**What is being asked:** Locate the lines where "hacksmeta" occurs and copy them as they stand.

**Entries provided:**

____

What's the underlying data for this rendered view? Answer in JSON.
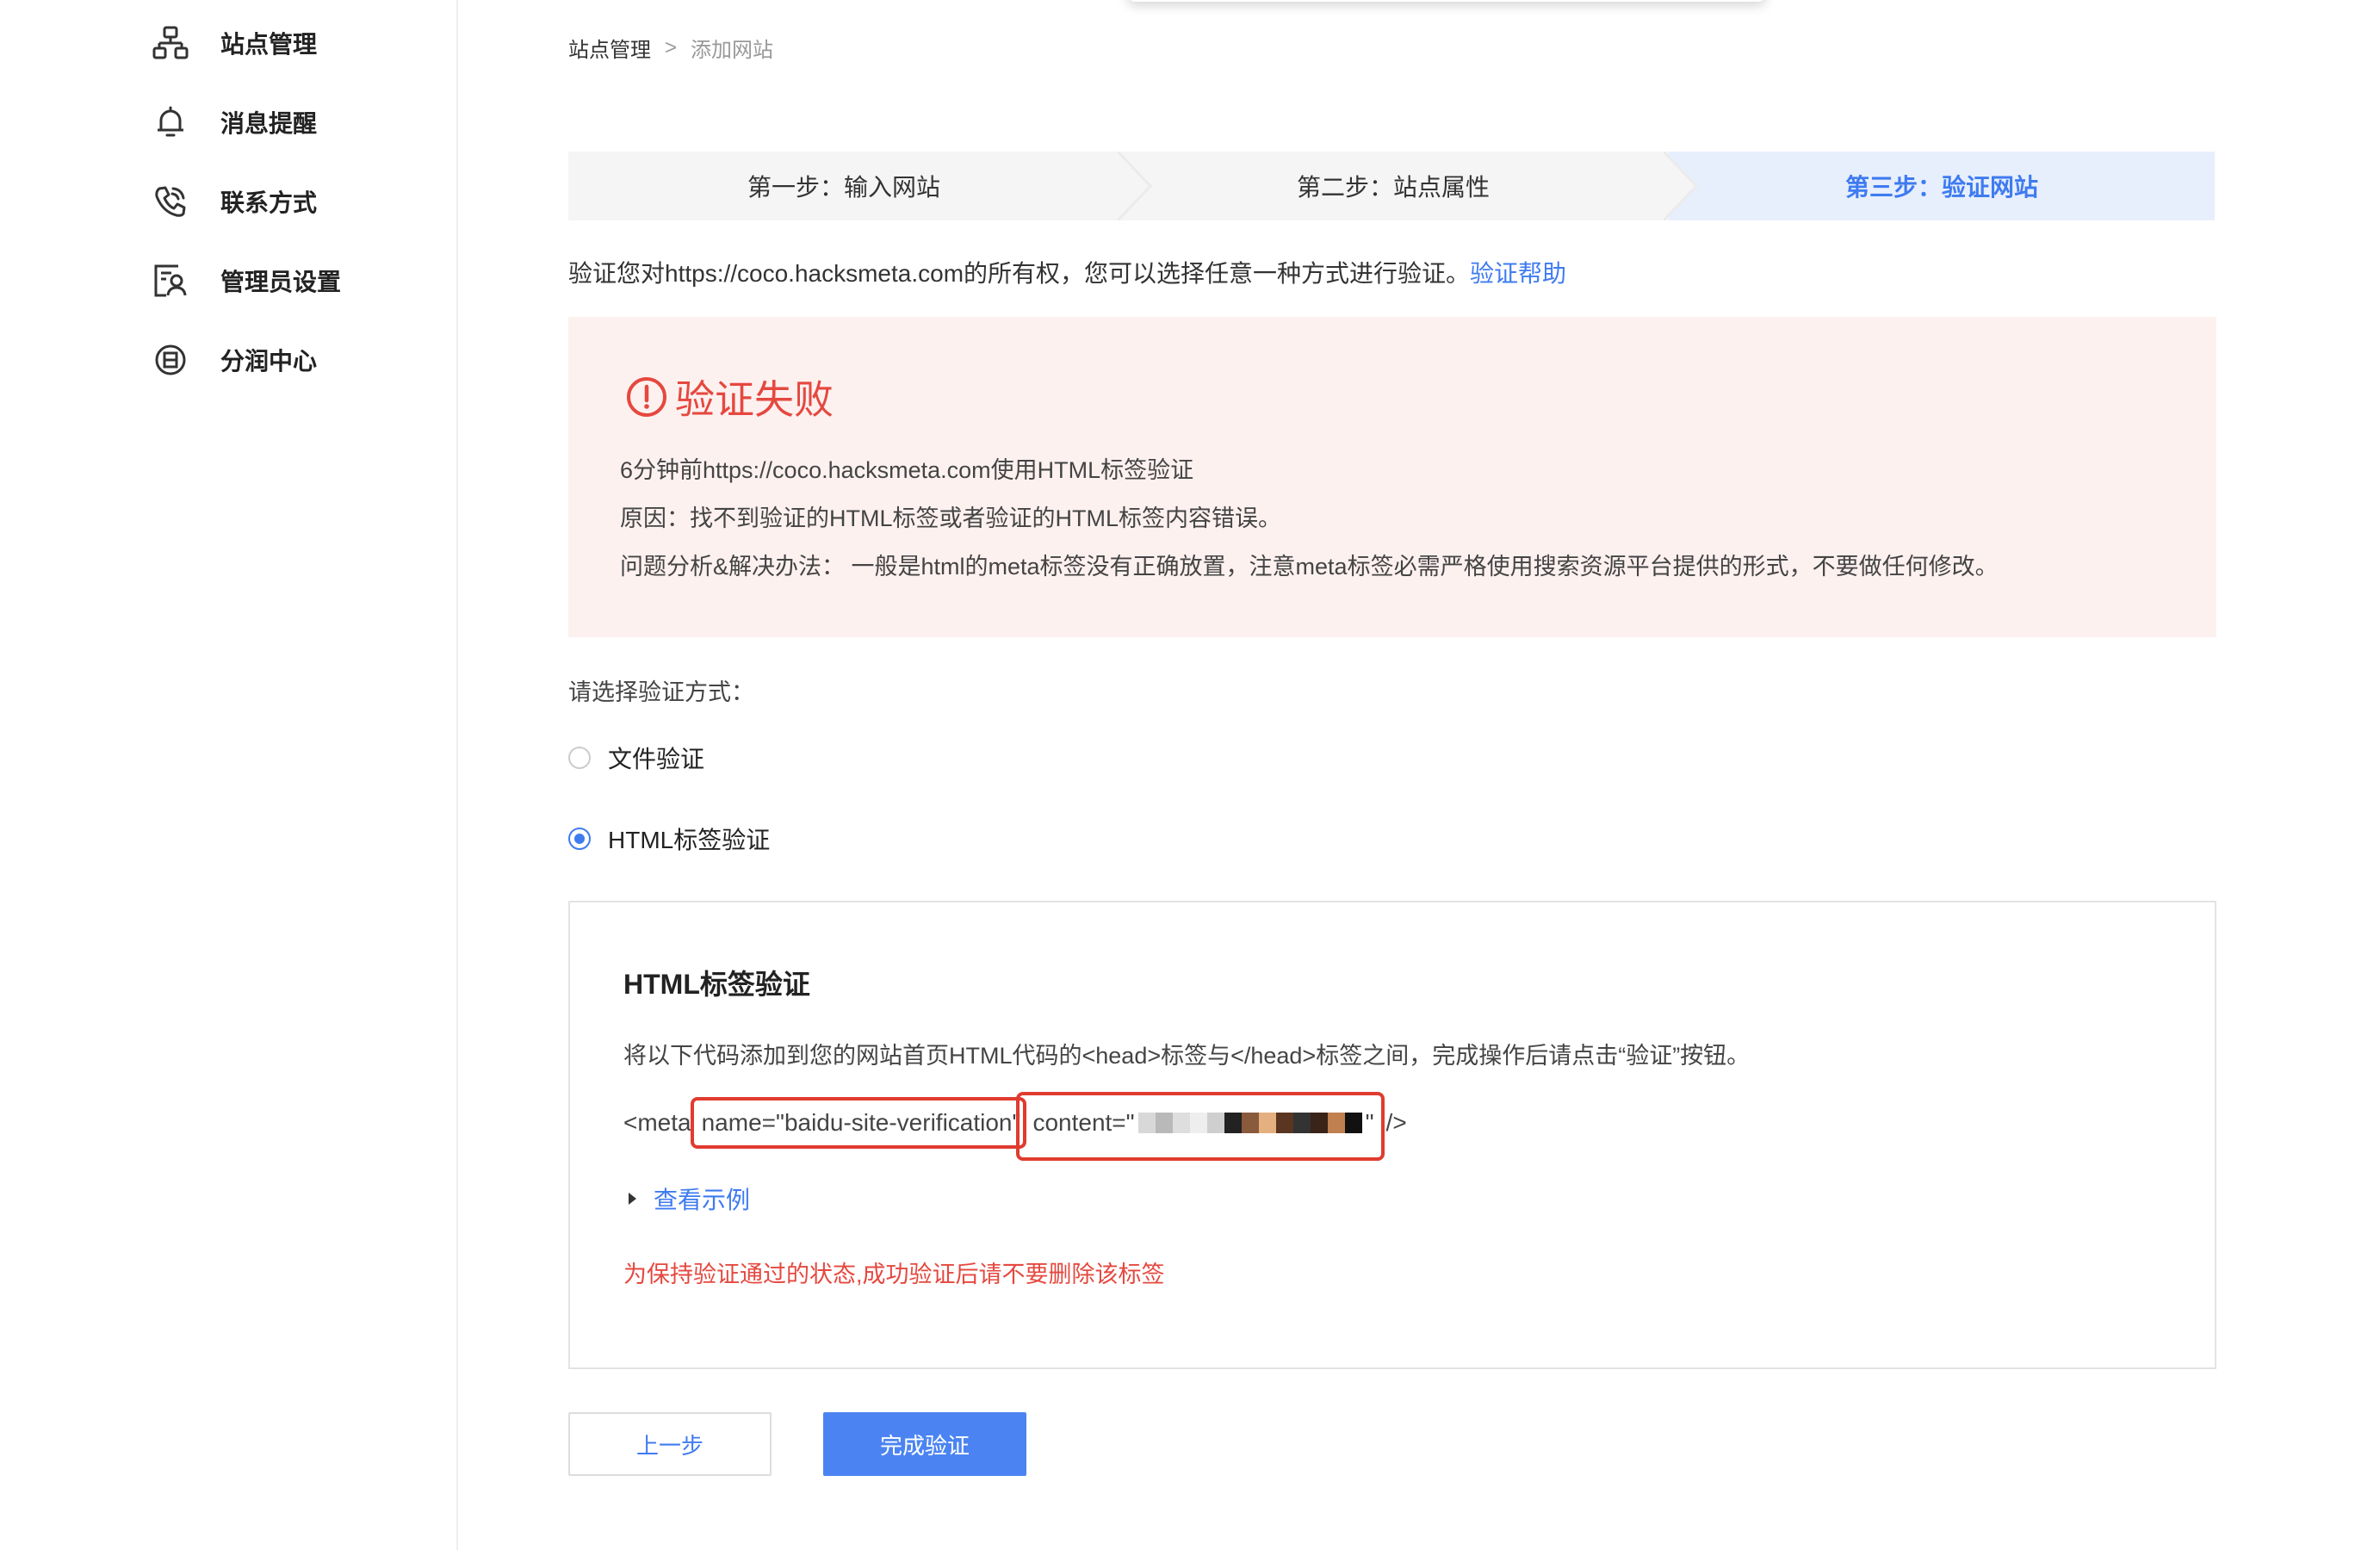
{
  "sidebar": {
    "items": [
      {
        "label": "站点管理",
        "icon": "sitemap-icon"
      },
      {
        "label": "消息提醒",
        "icon": "bell-icon"
      },
      {
        "label": "联系方式",
        "icon": "phone-icon"
      },
      {
        "label": "管理员设置",
        "icon": "admin-user-icon"
      },
      {
        "label": "分润中心",
        "icon": "revenue-icon"
      }
    ]
  },
  "breadcrumb": {
    "root": "站点管理",
    "separator": ">",
    "current": "添加网站"
  },
  "steps": [
    {
      "label": "第一步：输入网站",
      "active": false
    },
    {
      "label": "第二步：站点属性",
      "active": false
    },
    {
      "label": "第三步：验证网站",
      "active": true
    }
  ],
  "intro": {
    "text": "验证您对https://coco.hacksmeta.com的所有权，您可以选择任意一种方式进行验证。",
    "help_link": "验证帮助"
  },
  "error": {
    "title": "验证失败",
    "line1": "6分钟前https://coco.hacksmeta.com使用HTML标签验证",
    "line2": "原因：找不到验证的HTML标签或者验证的HTML标签内容错误。",
    "line3": "问题分析&解决办法： 一般是html的meta标签没有正确放置，注意meta标签必需严格使用搜索资源平台提供的形式，不要做任何修改。"
  },
  "method": {
    "label": "请选择验证方式：",
    "options": [
      {
        "label": "文件验证",
        "checked": false
      },
      {
        "label": "HTML标签验证",
        "checked": true
      }
    ]
  },
  "html_verify": {
    "title": "HTML标签验证",
    "description": "将以下代码添加到您的网站首页HTML代码的<head>标签与</head>标签之间，完成操作后请点击“验证”按钮。",
    "code_prefix": "<meta",
    "code_name": "name=\"baidu-site-verification\"",
    "code_content_start": "content=\"",
    "code_content_end": "\"",
    "code_suffix": "/>",
    "example_link": "查看示例",
    "keep_note": "为保持验证通过的状态,成功验证后请不要删除该标签"
  },
  "buttons": {
    "prev": "上一步",
    "finish": "完成验证"
  },
  "colors": {
    "accent": "#3f7bf0",
    "error": "#e5483f",
    "error_bg": "#fdf1f0",
    "highlight_box": "#e03b2f"
  }
}
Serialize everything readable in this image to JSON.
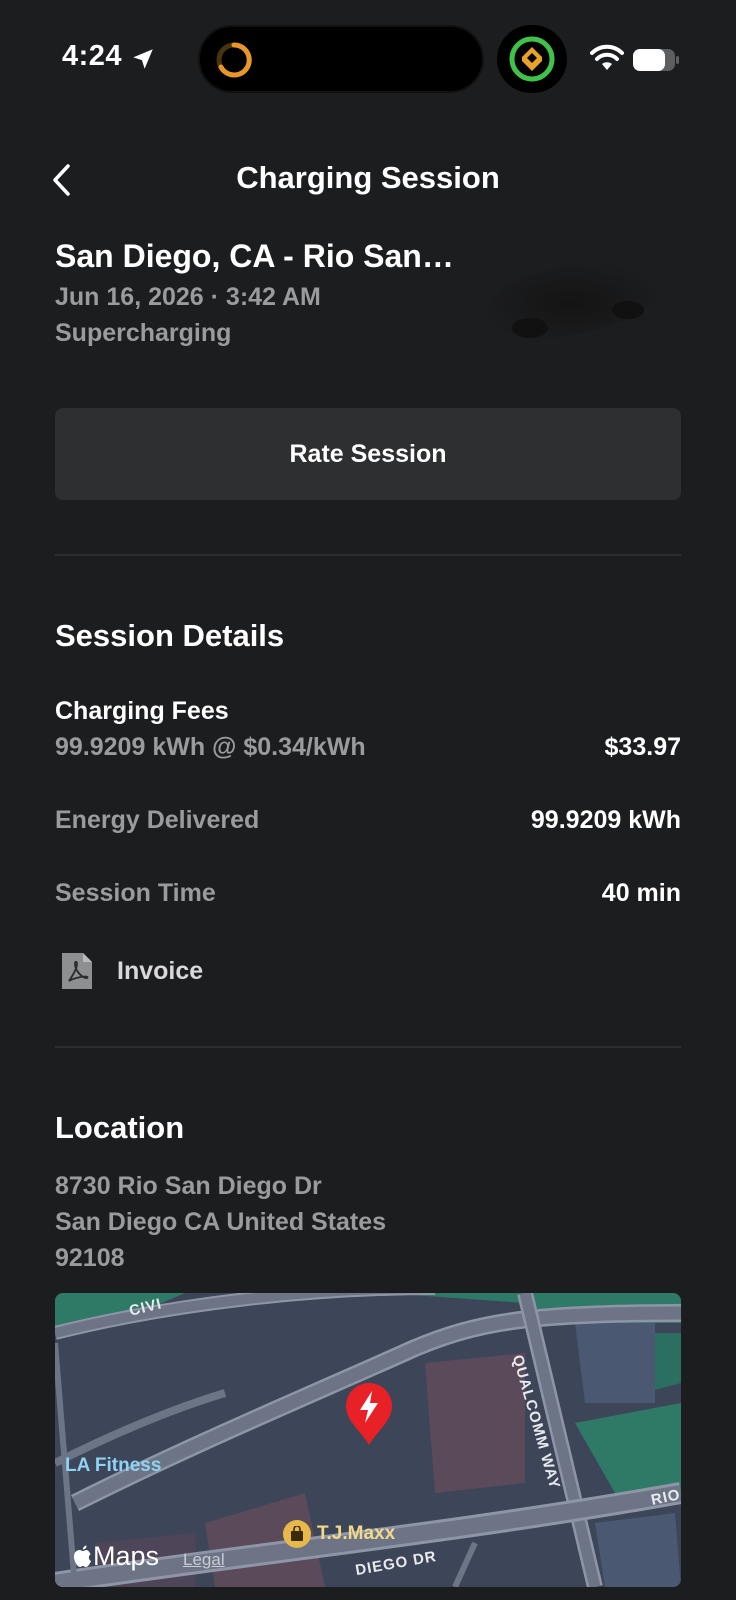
{
  "status_bar": {
    "time": "4:24",
    "icons": [
      "location-arrow-icon",
      "activity-ring-icon",
      "rivian-app-icon",
      "wifi-icon",
      "battery-icon"
    ]
  },
  "header": {
    "title": "Charging Session",
    "back_icon": "chevron-left-icon"
  },
  "session": {
    "site_name": "San Diego, CA - Rio San…",
    "date_time": "Jun 16, 2026 · 3:42 AM",
    "type": "Supercharging",
    "rate_button_label": "Rate Session"
  },
  "details": {
    "title": "Session Details",
    "charging_fees_label": "Charging Fees",
    "charging_fees_detail": "99.9209 kWh @ $0.34/kWh",
    "charging_fees_value": "$33.97",
    "energy_label": "Energy Delivered",
    "energy_value": "99.9209 kWh",
    "time_label": "Session Time",
    "time_value": "40 min",
    "invoice_label": "Invoice",
    "invoice_icon": "pdf-icon"
  },
  "location": {
    "title": "Location",
    "address_line1": "8730 Rio San Diego Dr",
    "address_line2": "San Diego CA United States",
    "address_line3": "92108"
  },
  "map": {
    "poi_1": "LA Fitness",
    "poi_2": "T.J.Maxx",
    "road_1": "CIVI",
    "road_2": "QUALCOMM WAY",
    "road_3": "DIEGO DR",
    "road_4": "RIO",
    "brand": "Maps",
    "legal": "Legal",
    "pin_icon": "supercharger-pin-icon"
  },
  "colors": {
    "background": "#1c1d1f",
    "card": "#2e2f31",
    "secondary_text": "#9a9b9d",
    "pin": "#e82127"
  }
}
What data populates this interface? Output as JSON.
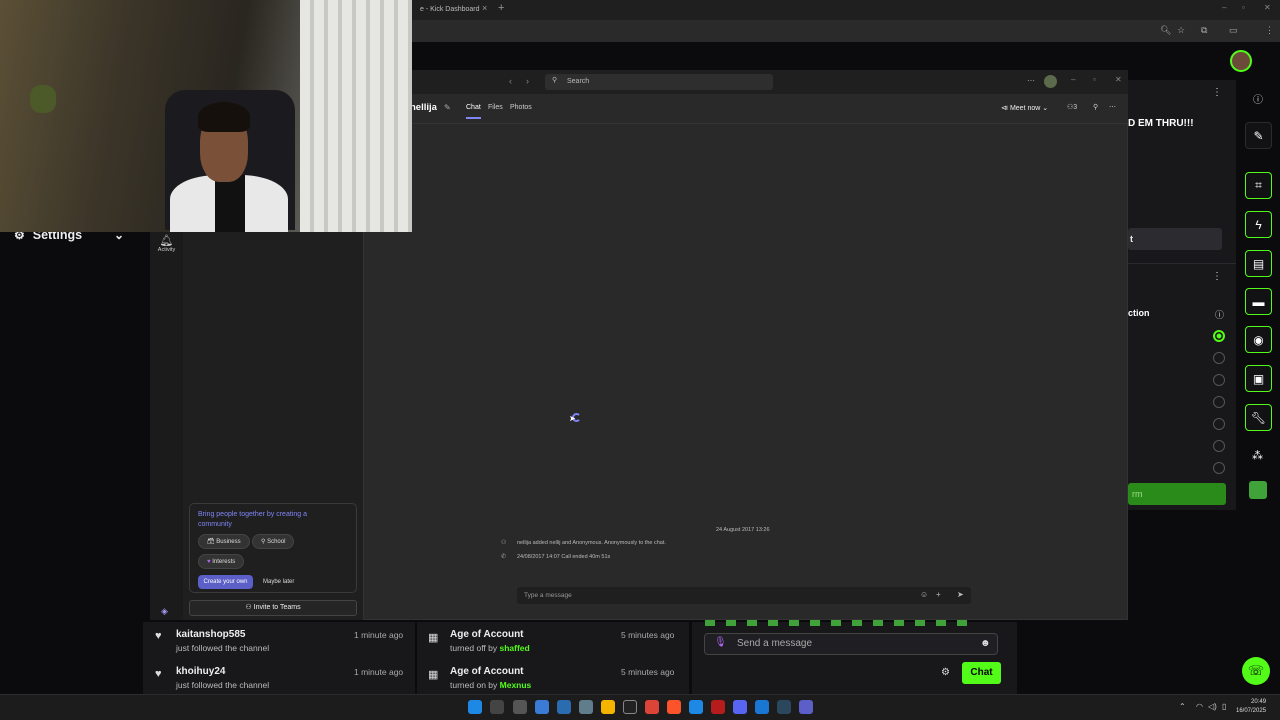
{
  "browser": {
    "tab_title": "e - Kick Dashboard",
    "tab_close": "×",
    "new_tab": "+"
  },
  "kick": {
    "settings_label": "Settings",
    "right_panel": {
      "headline": "D EM THRU!!!",
      "button_partial": "t",
      "section_label": "ction",
      "green_partial": "rm"
    }
  },
  "teams": {
    "search_placeholder": "Search",
    "chat_name": "nellija",
    "tabs": [
      "Chat",
      "Files",
      "Photos"
    ],
    "meet_now": "Meet now",
    "participants": "3",
    "activity_label": "Activity",
    "date_separator": "24 August 2017 13:26",
    "messages": [
      "nellija added nellij and Anonymous. Anonymously to the chat.",
      "24/08/2017 14:07  Call ended 40m 51s"
    ],
    "compose_placeholder": "Type a message",
    "community": {
      "title": "Bring people together by creating a community",
      "chips": [
        "Business",
        "School",
        "Interests"
      ],
      "create_label": "Create your own",
      "later_label": "Maybe later"
    },
    "invite_label": "Invite to Teams"
  },
  "feed": {
    "left": [
      {
        "name": "kaitanshop585",
        "sub": "just followed the channel",
        "time": "1 minute ago"
      },
      {
        "name": "khoihuy24",
        "sub": "just followed the channel",
        "time": "1 minute ago"
      }
    ],
    "right": [
      {
        "name": "Age of Account",
        "sub_prefix": "turned off by",
        "user": "shaffed",
        "time": "5 minutes ago"
      },
      {
        "name": "Age of Account",
        "sub_prefix": "turned on by",
        "user": "Mexnus",
        "time": "5 minutes ago"
      }
    ]
  },
  "chat": {
    "placeholder": "Send a message",
    "button": "Chat"
  },
  "clock": {
    "time": "20:49",
    "date": "16/07/2025"
  },
  "colors": {
    "kick_green": "#53fc18",
    "teams_purple": "#7f85f5"
  }
}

____

**Response below:**
    "text": "验证您对https://coco.hacksmeta.com的所有权，您可以选择任意一种方式进行验证。",
    "line1": "6分钟前https://coco.hacksmeta.com使用HTML标签验证",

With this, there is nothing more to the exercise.